List each line of the data that holds the string "الحمد".

Extracted data entries
------

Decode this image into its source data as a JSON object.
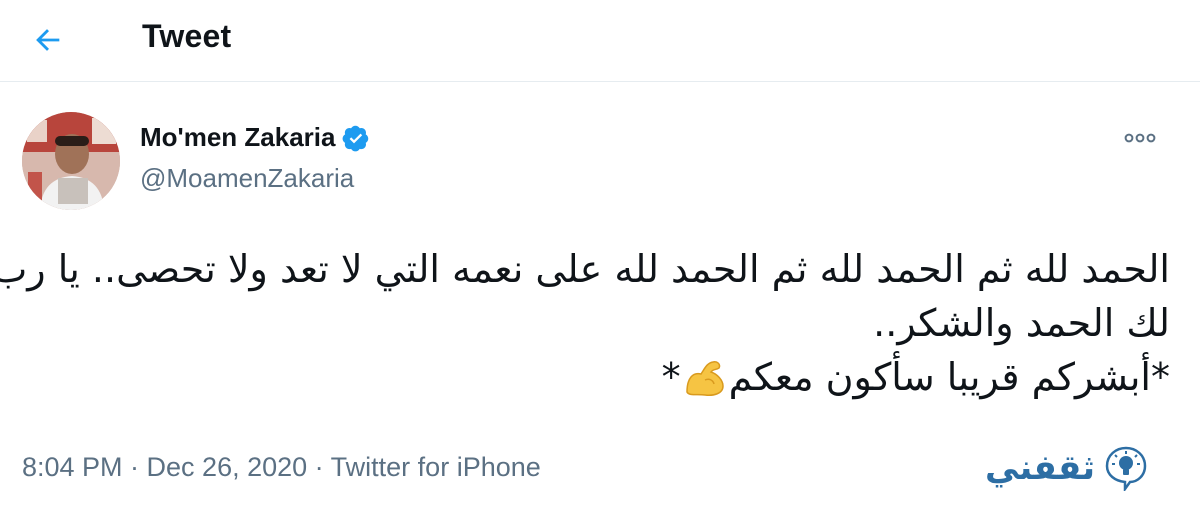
{
  "header": {
    "title": "Tweet",
    "back_icon": "arrow-left-icon"
  },
  "tweet": {
    "author": {
      "display_name": "Mo'men Zakaria",
      "handle": "@MoamenZakaria",
      "verified_icon": "verified-badge-icon"
    },
    "more_icon": "more-horizontal-icon",
    "text_lines": [
      "الحمد لله ثم الحمد لله ثم الحمد لله على نعمه التي لا تعد ولا تحصى.. يا رب",
      "لك الحمد والشكر..",
      "*أبشركم قريبا سأكون معكم",
      "*"
    ],
    "emoji": "flexed-biceps-emoji",
    "timestamp": "8:04 PM · Dec 26, 2020 · Twitter for iPhone"
  },
  "watermark": {
    "text": "ثقفني",
    "icon": "lightbulb-logo-icon"
  },
  "colors": {
    "accent": "#1d9bf0",
    "secondary_text": "#5b7083",
    "watermark": "#2d6ea4"
  }
}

------

OUTPUT FOR THIS TASK
      "الحمد لله ثم الحمد لله ثم الحمد لله على نعمه التي لا تعد ولا تحصى.. يا رب",
      "لك الحمد والشكر..",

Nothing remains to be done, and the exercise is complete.